Task brief: Write the entries below out again exactly; any picture in them stays out.
————————
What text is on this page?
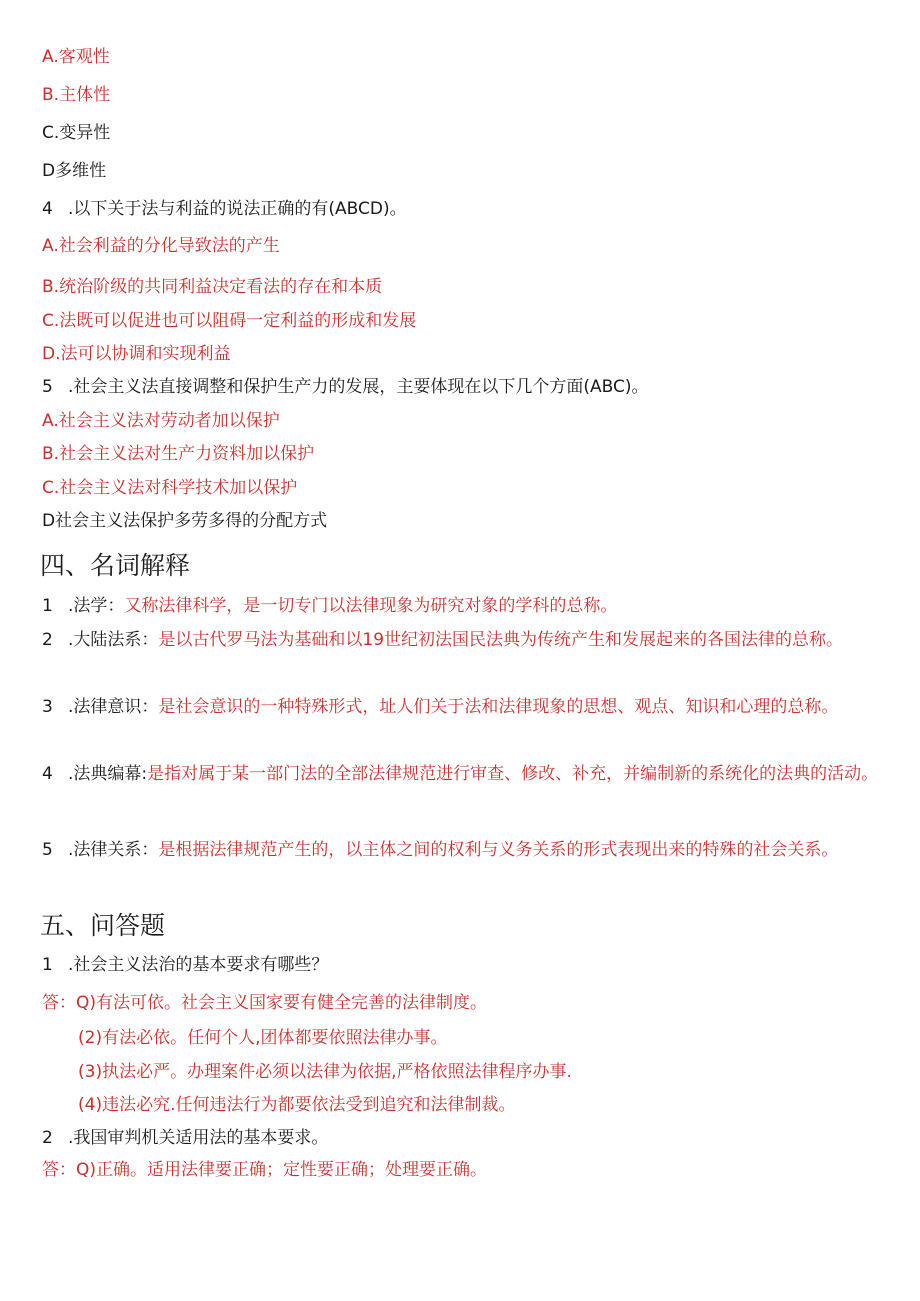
A.客观性
B.主体性
C.变异性
D多维性
4 .以下关于法与利益的说法正确的有(ABCD)。
A.社会利益的分化导致法的产生
B.统治阶级的共同利益决定看法的存在和本质
C.法既可以促进也可以阻碍一定利益的形成和发展
D.法可以协调和实现利益
5 .社会主义法直接调整和保护生产力的发展，主要体现在以下几个方面(ABC)。
A.社会主义法对劳动者加以保护
B.社会主义法对生产力资料加以保护
C.社会主义法对科学技术加以保护
D社会主义法保护多劳多得的分配方式
四、名词解释
1 .法学：又称法律科学，是一切专门以法律现象为研究对象的学科的总称。
2 .大陆法系：是以古代罗马法为基础和以19世纪初法国民法典为传统产生和发展起来的各国法律的总称。
3 .法律意识：是社会意识的一种特殊形式，址人们关于法和法律现象的思想、观点、知识和心理的总称。
4 .法典编幕:是指对属于某一部门法的全部法律规范进行审查、修改、补充，并编制新的系统化的法典的活动。
5 .法律关系：是根据法律规范产生的，以主体之间的权利与义务关系的形式表现出来的特殊的社会关系。
五、问答题
1 .社会主义法治的基本要求有哪些？
答：Q)有法可依。社会主义国家要有健全完善的法律制度。
(2)有法必依。任何个人,团体都要依照法律办事。
(3)执法必严。办理案件必须以法律为依据,严格依照法律程序办事.
(4)违法必究.任何违法行为都要依法受到追究和法律制裁。
2 .我国审判机关适用法的基本要求。
答：Q)正确。适用法律要正确；定性要正确；处理要正确。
————————
Final answer:
What text is on this page?
A.客观性
B.主体性
C.变异性
D多维性
4 .以下关于法与利益的说法正确的有(ABCD)。
A.社会利益的分化导致法的产生
B.统治阶级的共同利益决定看法的存在和本质
C.法既可以促进也可以阻碍一定利益的形成和发展
D.法可以协调和实现利益
5 .社会主义法直接调整和保护生产力的发展，主要体现在以下几个方面(ABC)。
A.社会主义法对劳动者加以保护
B.社会主义法对生产力资料加以保护
C.社会主义法对科学技术加以保护
D社会主义法保护多劳多得的分配方式
四、名词解释
1 .法学：又称法律科学，是一切专门以法律现象为研究对象的学科的总称。
2 .大陆法系：是以古代罗马法为基础和以19世纪初法国民法典为传统产生和发展起来的各国法律的总称。
3 .法律意识：是社会意识的一种特殊形式，址人们关于法和法律现象的思想、观点、知识和心理的总称。
4 .法典编幕:是指对属于某一部门法的全部法律规范进行审查、修改、补充，并编制新的系统化的法典的活动。
5 .法律关系：是根据法律规范产生的，以主体之间的权利与义务关系的形式表现出来的特殊的社会关系。
五、问答题
1 .社会主义法治的基本要求有哪些？
答：Q)有法可依。社会主义国家要有健全完善的法律制度。
(2)有法必依。任何个人,团体都要依照法律办事。
(3)执法必严。办理案件必须以法律为依据,严格依照法律程序办事.
(4)违法必究.任何违法行为都要依法受到追究和法律制裁。
2 .我国审判机关适用法的基本要求。
答：Q)正确。适用法律要正确；定性要正确；处理要正确。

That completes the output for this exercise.